§ **EXERCISE PROMPT**:
Gather the lines below that include the string "subtitle", copying each in full.

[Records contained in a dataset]

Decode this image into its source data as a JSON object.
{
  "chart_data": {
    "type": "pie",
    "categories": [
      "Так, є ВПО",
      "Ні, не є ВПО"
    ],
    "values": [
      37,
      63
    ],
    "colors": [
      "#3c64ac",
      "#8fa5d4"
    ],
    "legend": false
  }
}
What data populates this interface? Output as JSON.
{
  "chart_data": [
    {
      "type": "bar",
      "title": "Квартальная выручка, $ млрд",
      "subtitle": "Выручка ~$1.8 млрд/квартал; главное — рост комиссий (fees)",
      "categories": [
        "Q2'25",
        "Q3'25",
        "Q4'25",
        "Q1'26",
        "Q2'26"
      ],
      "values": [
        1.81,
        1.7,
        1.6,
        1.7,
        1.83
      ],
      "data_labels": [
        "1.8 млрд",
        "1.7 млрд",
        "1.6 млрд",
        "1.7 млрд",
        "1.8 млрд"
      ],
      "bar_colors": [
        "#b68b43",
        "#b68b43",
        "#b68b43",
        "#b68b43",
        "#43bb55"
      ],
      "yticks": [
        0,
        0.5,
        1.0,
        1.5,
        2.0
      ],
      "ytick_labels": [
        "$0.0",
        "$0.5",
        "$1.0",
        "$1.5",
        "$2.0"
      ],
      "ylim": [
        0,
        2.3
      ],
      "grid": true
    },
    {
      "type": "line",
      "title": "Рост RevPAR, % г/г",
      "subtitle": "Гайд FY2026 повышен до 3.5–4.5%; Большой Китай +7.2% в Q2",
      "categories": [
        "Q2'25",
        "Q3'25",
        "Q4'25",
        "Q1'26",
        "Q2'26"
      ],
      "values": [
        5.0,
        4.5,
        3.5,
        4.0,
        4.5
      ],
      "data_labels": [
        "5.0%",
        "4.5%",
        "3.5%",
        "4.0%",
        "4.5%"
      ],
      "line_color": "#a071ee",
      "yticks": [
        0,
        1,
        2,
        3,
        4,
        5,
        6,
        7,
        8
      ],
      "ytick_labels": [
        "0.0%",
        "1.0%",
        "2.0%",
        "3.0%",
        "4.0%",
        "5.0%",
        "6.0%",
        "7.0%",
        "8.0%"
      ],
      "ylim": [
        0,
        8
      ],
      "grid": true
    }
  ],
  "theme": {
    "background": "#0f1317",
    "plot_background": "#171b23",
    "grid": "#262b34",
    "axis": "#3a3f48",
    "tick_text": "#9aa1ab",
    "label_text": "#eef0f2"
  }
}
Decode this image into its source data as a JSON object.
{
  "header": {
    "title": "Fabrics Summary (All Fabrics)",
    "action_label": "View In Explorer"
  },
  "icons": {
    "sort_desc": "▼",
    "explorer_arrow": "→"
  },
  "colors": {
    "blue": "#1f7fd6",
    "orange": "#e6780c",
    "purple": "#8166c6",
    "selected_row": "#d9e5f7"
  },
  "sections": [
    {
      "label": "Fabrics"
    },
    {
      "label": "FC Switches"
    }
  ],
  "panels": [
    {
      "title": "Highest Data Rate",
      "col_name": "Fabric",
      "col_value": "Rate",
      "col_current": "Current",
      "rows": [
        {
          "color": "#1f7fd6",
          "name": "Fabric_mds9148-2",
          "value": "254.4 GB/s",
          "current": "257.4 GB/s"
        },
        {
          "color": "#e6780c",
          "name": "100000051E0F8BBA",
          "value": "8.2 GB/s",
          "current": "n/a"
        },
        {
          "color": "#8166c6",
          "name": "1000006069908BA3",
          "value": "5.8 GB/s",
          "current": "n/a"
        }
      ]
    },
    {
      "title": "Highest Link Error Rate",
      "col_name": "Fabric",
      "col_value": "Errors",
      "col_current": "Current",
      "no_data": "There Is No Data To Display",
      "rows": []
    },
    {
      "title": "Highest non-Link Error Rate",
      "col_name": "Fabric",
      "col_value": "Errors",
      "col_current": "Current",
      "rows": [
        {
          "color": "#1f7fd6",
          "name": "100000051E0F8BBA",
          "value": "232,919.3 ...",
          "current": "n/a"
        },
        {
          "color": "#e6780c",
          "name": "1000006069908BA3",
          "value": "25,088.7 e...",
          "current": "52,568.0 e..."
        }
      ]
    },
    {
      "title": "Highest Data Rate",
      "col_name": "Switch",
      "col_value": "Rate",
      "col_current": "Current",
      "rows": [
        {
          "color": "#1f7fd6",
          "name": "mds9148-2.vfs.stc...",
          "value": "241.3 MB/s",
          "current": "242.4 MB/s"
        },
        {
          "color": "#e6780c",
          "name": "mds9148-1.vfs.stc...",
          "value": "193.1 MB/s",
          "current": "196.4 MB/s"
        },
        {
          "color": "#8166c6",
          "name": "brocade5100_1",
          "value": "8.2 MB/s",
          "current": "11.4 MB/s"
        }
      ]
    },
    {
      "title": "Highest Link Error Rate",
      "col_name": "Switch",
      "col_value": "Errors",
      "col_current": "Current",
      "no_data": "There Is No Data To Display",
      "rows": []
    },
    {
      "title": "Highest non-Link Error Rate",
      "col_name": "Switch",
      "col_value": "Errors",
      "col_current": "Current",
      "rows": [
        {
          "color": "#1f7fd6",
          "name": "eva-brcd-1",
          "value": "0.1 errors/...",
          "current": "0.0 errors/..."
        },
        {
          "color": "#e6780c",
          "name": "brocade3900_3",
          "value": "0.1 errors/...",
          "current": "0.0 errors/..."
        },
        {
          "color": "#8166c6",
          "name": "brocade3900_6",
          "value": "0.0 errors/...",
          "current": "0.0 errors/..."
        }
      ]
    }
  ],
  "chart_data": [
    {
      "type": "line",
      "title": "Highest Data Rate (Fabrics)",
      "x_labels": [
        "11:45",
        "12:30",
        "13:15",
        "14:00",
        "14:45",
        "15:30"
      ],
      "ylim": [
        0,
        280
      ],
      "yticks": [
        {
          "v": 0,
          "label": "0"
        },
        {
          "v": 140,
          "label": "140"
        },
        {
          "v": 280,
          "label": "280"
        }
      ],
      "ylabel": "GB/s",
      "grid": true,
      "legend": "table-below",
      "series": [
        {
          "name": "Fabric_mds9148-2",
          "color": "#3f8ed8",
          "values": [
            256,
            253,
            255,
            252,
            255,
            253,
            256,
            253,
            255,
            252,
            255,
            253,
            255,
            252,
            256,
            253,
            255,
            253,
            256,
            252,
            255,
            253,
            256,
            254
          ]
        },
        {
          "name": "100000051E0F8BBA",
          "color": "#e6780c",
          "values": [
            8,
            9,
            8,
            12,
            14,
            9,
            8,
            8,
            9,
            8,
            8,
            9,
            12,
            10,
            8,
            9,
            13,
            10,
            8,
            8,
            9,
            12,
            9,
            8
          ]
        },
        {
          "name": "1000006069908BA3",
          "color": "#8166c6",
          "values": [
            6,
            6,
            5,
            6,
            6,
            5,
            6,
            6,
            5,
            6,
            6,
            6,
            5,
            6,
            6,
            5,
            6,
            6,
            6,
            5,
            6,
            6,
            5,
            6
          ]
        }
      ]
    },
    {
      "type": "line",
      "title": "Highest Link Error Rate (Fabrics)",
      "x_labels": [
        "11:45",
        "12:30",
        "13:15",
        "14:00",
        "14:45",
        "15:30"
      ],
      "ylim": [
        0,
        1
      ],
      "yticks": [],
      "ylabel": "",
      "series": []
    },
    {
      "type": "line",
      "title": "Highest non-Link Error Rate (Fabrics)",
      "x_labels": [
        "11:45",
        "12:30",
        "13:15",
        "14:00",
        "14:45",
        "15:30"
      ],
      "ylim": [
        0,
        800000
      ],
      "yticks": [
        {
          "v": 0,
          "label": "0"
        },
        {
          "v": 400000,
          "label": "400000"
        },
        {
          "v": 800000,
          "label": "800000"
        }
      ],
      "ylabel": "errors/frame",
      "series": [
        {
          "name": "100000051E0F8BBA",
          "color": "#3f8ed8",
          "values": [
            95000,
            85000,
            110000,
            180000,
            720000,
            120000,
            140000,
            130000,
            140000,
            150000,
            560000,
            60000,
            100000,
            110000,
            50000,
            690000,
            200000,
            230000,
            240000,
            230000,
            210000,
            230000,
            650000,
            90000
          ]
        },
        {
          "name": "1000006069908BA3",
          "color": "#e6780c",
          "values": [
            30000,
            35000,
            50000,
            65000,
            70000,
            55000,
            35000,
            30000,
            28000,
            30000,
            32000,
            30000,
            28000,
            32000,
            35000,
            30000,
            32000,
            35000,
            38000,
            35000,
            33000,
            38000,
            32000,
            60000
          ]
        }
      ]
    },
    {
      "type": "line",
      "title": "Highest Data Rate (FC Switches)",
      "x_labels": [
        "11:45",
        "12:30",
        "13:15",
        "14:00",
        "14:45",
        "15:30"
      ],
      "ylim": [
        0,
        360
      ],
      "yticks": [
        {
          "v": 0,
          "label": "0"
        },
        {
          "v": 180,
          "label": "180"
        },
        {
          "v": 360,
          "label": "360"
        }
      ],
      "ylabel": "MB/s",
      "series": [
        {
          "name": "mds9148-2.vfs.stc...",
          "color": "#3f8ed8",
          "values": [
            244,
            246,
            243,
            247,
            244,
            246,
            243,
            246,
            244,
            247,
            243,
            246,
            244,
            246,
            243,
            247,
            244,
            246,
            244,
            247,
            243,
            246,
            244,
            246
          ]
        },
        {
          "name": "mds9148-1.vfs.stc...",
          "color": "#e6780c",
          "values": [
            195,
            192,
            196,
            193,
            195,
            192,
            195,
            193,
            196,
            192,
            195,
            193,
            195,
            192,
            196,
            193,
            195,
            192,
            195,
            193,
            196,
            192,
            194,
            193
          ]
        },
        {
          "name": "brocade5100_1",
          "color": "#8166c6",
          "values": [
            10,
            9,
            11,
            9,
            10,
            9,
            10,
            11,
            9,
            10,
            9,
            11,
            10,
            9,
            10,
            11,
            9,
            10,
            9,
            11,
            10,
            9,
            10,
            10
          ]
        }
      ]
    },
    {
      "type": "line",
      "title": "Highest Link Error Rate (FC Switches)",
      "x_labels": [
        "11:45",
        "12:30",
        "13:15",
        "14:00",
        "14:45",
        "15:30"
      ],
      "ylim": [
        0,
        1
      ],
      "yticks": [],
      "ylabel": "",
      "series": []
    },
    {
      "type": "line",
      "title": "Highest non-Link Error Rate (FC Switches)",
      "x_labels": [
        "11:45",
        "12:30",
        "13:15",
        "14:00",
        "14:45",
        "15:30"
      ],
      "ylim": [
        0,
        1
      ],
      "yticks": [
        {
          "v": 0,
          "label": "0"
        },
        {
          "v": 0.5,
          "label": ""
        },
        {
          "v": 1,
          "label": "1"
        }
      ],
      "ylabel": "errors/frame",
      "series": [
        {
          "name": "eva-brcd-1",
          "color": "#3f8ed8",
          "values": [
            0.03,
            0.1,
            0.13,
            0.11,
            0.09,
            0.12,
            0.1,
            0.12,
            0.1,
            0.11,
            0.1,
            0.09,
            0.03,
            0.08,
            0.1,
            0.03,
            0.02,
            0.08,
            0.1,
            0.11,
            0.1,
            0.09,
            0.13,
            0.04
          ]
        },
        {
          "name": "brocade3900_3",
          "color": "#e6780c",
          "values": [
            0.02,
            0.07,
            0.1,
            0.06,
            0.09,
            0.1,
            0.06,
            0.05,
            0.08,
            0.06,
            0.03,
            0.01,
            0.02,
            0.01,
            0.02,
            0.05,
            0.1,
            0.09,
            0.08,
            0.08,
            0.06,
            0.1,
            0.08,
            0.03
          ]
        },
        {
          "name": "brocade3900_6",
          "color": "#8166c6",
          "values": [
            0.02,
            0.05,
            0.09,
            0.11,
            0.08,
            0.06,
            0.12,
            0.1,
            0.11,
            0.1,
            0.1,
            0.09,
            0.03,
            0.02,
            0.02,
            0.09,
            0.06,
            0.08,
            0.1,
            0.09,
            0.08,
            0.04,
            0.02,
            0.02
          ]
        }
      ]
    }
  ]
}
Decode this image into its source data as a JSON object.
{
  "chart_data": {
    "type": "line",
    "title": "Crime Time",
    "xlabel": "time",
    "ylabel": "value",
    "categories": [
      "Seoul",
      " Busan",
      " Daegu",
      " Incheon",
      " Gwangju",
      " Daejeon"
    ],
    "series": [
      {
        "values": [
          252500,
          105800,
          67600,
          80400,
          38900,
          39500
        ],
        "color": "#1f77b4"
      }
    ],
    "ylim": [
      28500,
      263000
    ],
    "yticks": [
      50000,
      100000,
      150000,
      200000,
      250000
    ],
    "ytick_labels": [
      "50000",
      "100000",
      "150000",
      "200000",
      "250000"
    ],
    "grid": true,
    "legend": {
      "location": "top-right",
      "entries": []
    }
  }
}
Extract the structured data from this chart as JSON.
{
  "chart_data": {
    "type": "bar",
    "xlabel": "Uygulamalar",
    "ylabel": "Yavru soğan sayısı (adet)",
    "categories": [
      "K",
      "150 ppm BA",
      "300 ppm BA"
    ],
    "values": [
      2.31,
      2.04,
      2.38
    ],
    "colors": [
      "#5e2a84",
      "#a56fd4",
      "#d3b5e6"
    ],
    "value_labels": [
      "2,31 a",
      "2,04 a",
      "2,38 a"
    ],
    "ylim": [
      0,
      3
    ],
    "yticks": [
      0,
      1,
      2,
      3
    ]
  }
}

§ **REPLY**:
      "subtitle": "Выручка ~$1.8 млрд/квартал; главное — рост комиссий (fees)",
      "subtitle": "Гайд FY2026 повышен до 3.5–4.5%; Большой Китай +7.2% в Q2",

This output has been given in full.